> _EXERCISE PROMPT_
Tally up the lines below that include the word "source". Answer with the number alone.

> _DATASET RECORDS_
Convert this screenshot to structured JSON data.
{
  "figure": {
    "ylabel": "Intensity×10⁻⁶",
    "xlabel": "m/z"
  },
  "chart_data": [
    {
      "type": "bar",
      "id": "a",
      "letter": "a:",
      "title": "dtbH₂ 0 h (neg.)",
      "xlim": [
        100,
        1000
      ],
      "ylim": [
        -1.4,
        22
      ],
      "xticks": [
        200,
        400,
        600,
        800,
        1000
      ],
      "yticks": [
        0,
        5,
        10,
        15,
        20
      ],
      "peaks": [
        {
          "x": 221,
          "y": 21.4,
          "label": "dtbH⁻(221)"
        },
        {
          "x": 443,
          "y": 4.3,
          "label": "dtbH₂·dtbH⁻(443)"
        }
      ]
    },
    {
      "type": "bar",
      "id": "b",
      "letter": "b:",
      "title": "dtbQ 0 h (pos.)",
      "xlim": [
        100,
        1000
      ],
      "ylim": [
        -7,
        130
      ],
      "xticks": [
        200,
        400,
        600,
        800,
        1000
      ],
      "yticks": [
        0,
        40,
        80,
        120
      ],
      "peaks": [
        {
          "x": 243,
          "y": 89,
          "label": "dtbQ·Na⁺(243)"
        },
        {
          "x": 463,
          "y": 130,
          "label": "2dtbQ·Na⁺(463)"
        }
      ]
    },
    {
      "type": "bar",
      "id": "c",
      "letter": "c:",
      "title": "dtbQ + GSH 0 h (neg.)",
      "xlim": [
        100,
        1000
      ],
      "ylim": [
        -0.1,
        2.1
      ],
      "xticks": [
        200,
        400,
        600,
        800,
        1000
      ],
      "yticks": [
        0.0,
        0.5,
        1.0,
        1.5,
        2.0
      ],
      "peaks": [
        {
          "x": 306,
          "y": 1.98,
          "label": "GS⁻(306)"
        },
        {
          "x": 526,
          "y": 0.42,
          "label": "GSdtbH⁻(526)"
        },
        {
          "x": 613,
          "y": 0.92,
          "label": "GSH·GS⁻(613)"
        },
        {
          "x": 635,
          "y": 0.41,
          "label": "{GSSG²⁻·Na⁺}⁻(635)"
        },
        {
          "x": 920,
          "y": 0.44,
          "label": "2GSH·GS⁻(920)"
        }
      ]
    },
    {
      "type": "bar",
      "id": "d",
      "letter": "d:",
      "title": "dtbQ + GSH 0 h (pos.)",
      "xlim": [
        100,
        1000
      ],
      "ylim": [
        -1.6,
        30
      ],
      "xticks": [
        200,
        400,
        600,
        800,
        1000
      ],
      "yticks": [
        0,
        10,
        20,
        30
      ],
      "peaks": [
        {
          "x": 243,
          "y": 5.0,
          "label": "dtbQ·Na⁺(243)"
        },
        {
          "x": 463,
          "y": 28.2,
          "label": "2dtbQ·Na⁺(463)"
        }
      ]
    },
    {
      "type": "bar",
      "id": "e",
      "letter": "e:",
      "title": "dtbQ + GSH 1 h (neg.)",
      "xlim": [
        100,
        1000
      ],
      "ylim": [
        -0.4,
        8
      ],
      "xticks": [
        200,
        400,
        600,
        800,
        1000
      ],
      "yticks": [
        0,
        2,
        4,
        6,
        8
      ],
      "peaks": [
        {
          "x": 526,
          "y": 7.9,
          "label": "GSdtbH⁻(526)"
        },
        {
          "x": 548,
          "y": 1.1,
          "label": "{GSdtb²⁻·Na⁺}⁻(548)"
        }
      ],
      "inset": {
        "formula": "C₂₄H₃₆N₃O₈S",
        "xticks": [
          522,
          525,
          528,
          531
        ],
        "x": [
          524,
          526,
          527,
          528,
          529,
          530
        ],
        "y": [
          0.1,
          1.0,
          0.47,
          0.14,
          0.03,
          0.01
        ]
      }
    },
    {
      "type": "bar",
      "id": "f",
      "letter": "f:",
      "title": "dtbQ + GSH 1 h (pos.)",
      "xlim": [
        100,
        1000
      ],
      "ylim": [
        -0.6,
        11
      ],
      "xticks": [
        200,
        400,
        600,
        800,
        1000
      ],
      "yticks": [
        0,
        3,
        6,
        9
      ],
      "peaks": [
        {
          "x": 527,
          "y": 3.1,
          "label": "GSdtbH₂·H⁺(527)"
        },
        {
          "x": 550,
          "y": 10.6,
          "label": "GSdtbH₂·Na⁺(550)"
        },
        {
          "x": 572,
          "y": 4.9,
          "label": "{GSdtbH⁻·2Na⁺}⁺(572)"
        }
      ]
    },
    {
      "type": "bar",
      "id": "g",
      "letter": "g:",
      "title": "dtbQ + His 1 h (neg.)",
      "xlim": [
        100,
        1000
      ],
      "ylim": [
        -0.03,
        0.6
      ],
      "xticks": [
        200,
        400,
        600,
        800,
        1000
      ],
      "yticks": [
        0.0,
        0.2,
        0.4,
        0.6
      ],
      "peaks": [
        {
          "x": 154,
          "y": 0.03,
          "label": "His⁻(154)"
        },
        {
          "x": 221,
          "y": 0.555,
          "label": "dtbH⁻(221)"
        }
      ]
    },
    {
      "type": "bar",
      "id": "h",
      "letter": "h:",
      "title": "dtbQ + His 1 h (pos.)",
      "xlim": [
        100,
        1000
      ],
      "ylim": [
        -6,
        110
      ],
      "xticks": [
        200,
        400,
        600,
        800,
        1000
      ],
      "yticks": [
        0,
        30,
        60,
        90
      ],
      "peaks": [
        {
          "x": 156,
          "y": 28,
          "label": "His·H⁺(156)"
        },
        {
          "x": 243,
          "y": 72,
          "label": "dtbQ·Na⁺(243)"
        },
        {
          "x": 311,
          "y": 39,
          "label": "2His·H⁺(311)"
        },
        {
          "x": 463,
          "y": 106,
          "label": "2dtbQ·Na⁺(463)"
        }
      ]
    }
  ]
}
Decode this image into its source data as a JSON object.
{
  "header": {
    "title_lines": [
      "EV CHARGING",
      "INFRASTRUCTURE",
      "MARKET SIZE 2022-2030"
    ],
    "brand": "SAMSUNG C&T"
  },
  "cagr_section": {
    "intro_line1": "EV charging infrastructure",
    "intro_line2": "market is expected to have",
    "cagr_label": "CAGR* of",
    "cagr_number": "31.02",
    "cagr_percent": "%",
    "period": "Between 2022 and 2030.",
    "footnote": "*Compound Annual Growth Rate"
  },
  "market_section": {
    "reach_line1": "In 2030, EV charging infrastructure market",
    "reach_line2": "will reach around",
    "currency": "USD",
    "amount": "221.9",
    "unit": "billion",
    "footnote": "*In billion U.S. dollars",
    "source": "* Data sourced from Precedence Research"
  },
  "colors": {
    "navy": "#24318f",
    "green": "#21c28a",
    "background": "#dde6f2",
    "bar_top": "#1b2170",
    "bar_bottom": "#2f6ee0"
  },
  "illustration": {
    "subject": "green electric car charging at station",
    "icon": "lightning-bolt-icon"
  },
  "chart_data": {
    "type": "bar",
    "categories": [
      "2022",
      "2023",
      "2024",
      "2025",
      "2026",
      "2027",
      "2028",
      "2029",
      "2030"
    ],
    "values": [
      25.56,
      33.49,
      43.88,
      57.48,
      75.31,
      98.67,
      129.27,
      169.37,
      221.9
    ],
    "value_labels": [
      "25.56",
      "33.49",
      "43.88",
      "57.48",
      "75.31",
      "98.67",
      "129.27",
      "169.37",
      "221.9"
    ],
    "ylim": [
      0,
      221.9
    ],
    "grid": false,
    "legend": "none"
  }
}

> _TASK RESULT_
2